WHAT YOU ARE ASKED TO DO – Where a line of the listing below includes the word "launch", reproduce that line.

**** SUPPLIED MATERIAL

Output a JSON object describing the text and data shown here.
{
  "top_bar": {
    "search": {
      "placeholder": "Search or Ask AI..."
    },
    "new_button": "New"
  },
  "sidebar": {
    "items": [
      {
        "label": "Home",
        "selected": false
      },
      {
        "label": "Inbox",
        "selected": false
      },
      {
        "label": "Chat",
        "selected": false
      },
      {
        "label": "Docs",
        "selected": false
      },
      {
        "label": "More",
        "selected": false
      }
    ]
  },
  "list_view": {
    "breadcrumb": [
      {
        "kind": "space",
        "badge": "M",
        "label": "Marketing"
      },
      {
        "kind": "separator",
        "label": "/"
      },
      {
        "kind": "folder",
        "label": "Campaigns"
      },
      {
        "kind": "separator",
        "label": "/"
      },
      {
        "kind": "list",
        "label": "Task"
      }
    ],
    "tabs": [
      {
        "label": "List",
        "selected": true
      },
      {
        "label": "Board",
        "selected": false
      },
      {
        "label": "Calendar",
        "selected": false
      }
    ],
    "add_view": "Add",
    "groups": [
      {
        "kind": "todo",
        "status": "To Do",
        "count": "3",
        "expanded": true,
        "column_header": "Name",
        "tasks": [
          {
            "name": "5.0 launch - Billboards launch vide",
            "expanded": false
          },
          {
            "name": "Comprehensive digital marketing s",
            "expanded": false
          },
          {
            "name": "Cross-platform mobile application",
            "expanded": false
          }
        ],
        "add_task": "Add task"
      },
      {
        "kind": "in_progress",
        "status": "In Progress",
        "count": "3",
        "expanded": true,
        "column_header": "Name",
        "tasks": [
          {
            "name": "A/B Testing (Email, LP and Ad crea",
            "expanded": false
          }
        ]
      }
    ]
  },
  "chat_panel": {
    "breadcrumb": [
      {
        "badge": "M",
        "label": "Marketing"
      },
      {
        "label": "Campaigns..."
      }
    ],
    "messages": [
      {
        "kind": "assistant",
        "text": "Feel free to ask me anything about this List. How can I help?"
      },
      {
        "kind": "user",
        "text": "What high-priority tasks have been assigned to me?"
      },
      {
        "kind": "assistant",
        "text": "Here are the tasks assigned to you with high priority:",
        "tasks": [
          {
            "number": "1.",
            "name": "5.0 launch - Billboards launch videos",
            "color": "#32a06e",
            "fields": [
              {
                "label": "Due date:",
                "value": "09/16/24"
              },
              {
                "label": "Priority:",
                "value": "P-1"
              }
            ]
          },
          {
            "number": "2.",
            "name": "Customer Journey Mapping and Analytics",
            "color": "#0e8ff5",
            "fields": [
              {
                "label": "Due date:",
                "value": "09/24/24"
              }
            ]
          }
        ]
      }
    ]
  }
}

********
**** SUPPLIED MATERIAL

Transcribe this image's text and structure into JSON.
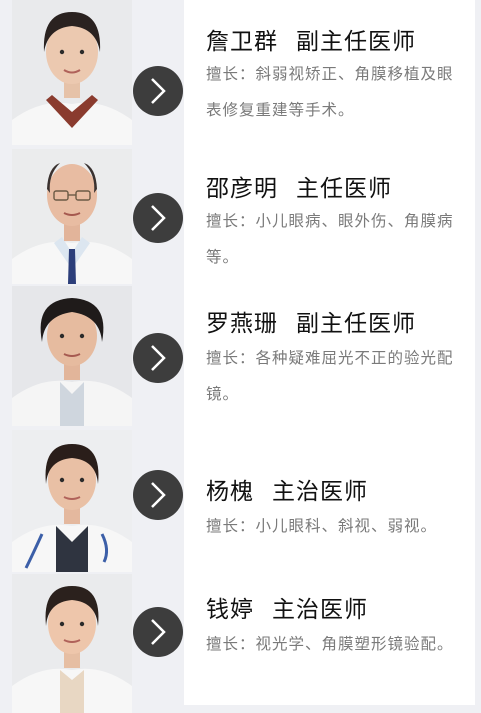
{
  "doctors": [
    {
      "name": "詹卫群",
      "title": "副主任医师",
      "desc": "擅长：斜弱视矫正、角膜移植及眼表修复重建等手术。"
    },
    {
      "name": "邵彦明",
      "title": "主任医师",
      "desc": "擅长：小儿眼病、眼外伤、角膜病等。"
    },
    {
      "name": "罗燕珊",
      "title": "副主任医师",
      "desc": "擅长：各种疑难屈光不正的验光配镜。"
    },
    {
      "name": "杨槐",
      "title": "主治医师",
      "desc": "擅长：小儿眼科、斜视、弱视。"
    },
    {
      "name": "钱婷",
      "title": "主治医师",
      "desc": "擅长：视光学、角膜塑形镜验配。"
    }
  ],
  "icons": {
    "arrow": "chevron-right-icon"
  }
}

********

SOLUTION TO THIS TASK –
            "name": "5.0 launch - Billboards launch vide",
            "name": "5.0 launch - Billboards launch videos",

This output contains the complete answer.